(Extracted data entries)
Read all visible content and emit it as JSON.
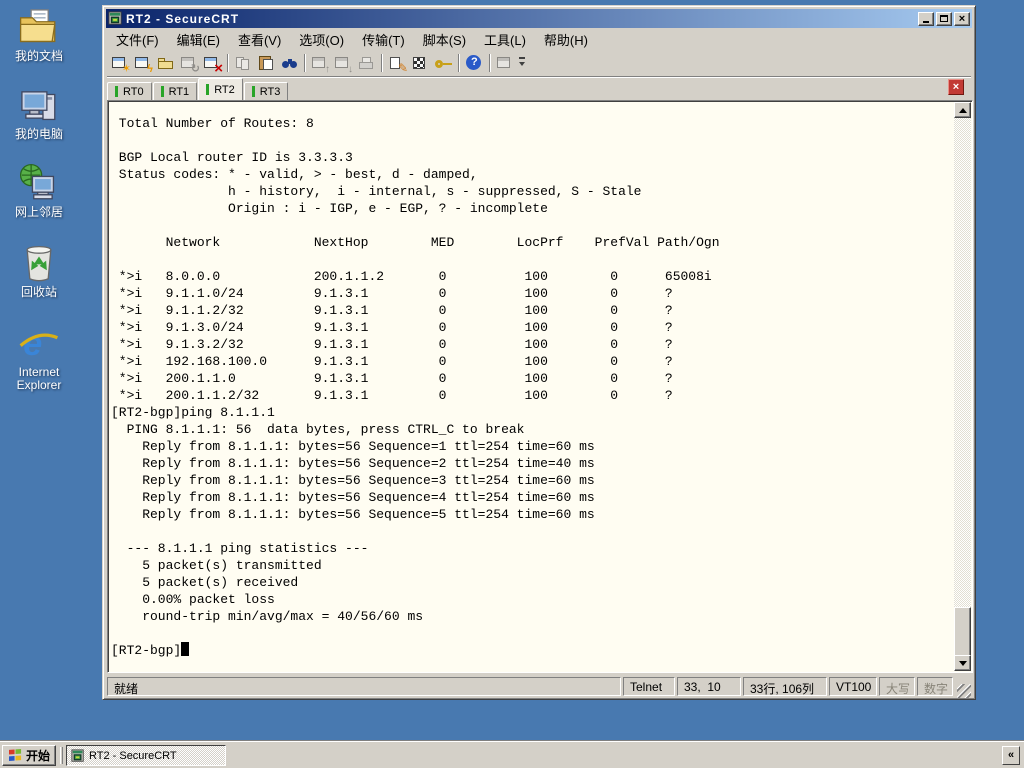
{
  "desktop": {
    "icons": [
      {
        "name": "my-documents",
        "label": "我的文档"
      },
      {
        "name": "my-computer",
        "label": "我的电脑"
      },
      {
        "name": "network-places",
        "label": "网上邻居"
      },
      {
        "name": "recycle-bin",
        "label": "回收站"
      },
      {
        "name": "internet-explorer",
        "label": "Internet Explorer"
      }
    ]
  },
  "window": {
    "title": "RT2 - SecureCRT",
    "menu": [
      {
        "name": "file",
        "label": "文件(F)"
      },
      {
        "name": "edit",
        "label": "编辑(E)"
      },
      {
        "name": "view",
        "label": "查看(V)"
      },
      {
        "name": "options",
        "label": "选项(O)"
      },
      {
        "name": "transfer",
        "label": "传输(T)"
      },
      {
        "name": "script",
        "label": "脚本(S)"
      },
      {
        "name": "tools",
        "label": "工具(L)"
      },
      {
        "name": "help",
        "label": "帮助(H)"
      }
    ],
    "toolbar": [
      {
        "name": "new-session",
        "enabled": true
      },
      {
        "name": "quick-connect",
        "enabled": true
      },
      {
        "name": "connect",
        "enabled": true
      },
      {
        "name": "reconnect",
        "enabled": false
      },
      {
        "name": "disconnect",
        "enabled": true
      },
      {
        "sep": true
      },
      {
        "name": "copy",
        "enabled": false
      },
      {
        "name": "paste",
        "enabled": true
      },
      {
        "name": "find",
        "enabled": true
      },
      {
        "sep": true
      },
      {
        "name": "zmodem-upload",
        "enabled": false
      },
      {
        "name": "zmodem-download",
        "enabled": false
      },
      {
        "name": "print",
        "enabled": false
      },
      {
        "sep": true
      },
      {
        "name": "session-options",
        "enabled": true
      },
      {
        "name": "keymap",
        "enabled": true
      },
      {
        "name": "key",
        "enabled": true
      },
      {
        "sep": true
      },
      {
        "name": "help",
        "enabled": true
      },
      {
        "sep": true
      },
      {
        "name": "session-window",
        "enabled": false
      }
    ],
    "tabs": [
      {
        "label": "RT0",
        "active": false
      },
      {
        "label": "RT1",
        "active": false
      },
      {
        "label": "RT2",
        "active": true
      },
      {
        "label": "RT3",
        "active": false
      }
    ],
    "terminal": {
      "lines": [
        " Total Number of Routes: 8",
        "",
        " BGP Local router ID is 3.3.3.3",
        " Status codes: * - valid, > - best, d - damped,",
        "               h - history,  i - internal, s - suppressed, S - Stale",
        "               Origin : i - IGP, e - EGP, ? - incomplete",
        "",
        "       Network            NextHop        MED        LocPrf    PrefVal Path/Ogn",
        "",
        " *>i   8.0.0.0            200.1.1.2       0          100        0      65008i",
        " *>i   9.1.1.0/24         9.1.3.1         0          100        0      ?",
        " *>i   9.1.1.2/32         9.1.3.1         0          100        0      ?",
        " *>i   9.1.3.0/24         9.1.3.1         0          100        0      ?",
        " *>i   9.1.3.2/32         9.1.3.1         0          100        0      ?",
        " *>i   192.168.100.0      9.1.3.1         0          100        0      ?",
        " *>i   200.1.1.0          9.1.3.1         0          100        0      ?",
        " *>i   200.1.1.2/32       9.1.3.1         0          100        0      ?",
        "[RT2-bgp]ping 8.1.1.1",
        "  PING 8.1.1.1: 56  data bytes, press CTRL_C to break",
        "    Reply from 8.1.1.1: bytes=56 Sequence=1 ttl=254 time=60 ms",
        "    Reply from 8.1.1.1: bytes=56 Sequence=2 ttl=254 time=40 ms",
        "    Reply from 8.1.1.1: bytes=56 Sequence=3 ttl=254 time=60 ms",
        "    Reply from 8.1.1.1: bytes=56 Sequence=4 ttl=254 time=60 ms",
        "    Reply from 8.1.1.1: bytes=56 Sequence=5 ttl=254 time=60 ms",
        "",
        "  --- 8.1.1.1 ping statistics ---",
        "    5 packet(s) transmitted",
        "    5 packet(s) received",
        "    0.00% packet loss",
        "    round-trip min/avg/max = 40/56/60 ms",
        ""
      ],
      "prompt": "[RT2-bgp]"
    },
    "statusbar": {
      "ready": "就绪",
      "protocol": "Telnet",
      "cursor_pos": "33,  10",
      "screen_size": "33行, 106列",
      "emulation": "VT100",
      "caps": "大写",
      "num": "数字"
    }
  },
  "taskbar": {
    "start_label": "开始",
    "task_label": "RT2 - SecureCRT",
    "chevron": "«"
  },
  "colors": {
    "desktop": "#4879B0",
    "title_gradient_start": "#0A246A",
    "title_gradient_end": "#A6CAF0",
    "window_face": "#D4D0C8",
    "terminal_bg": "#FFFDF2",
    "terminal_text": "#000000",
    "tab_connected_indicator": "#28A428",
    "tab_close": "#C23A34",
    "disabled_text": "#888478"
  }
}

■ What you are asked to do: Go through the records above, find every line with the word "time", and list those lines.

■ Result for this exercise:
        "    Reply from 8.1.1.1: bytes=56 Sequence=1 ttl=254 time=60 ms",
        "    Reply from 8.1.1.1: bytes=56 Sequence=2 ttl=254 time=40 ms",
        "    Reply from 8.1.1.1: bytes=56 Sequence=3 ttl=254 time=60 ms",
        "    Reply from 8.1.1.1: bytes=56 Sequence=4 ttl=254 time=60 ms",
        "    Reply from 8.1.1.1: bytes=56 Sequence=5 ttl=254 time=60 ms",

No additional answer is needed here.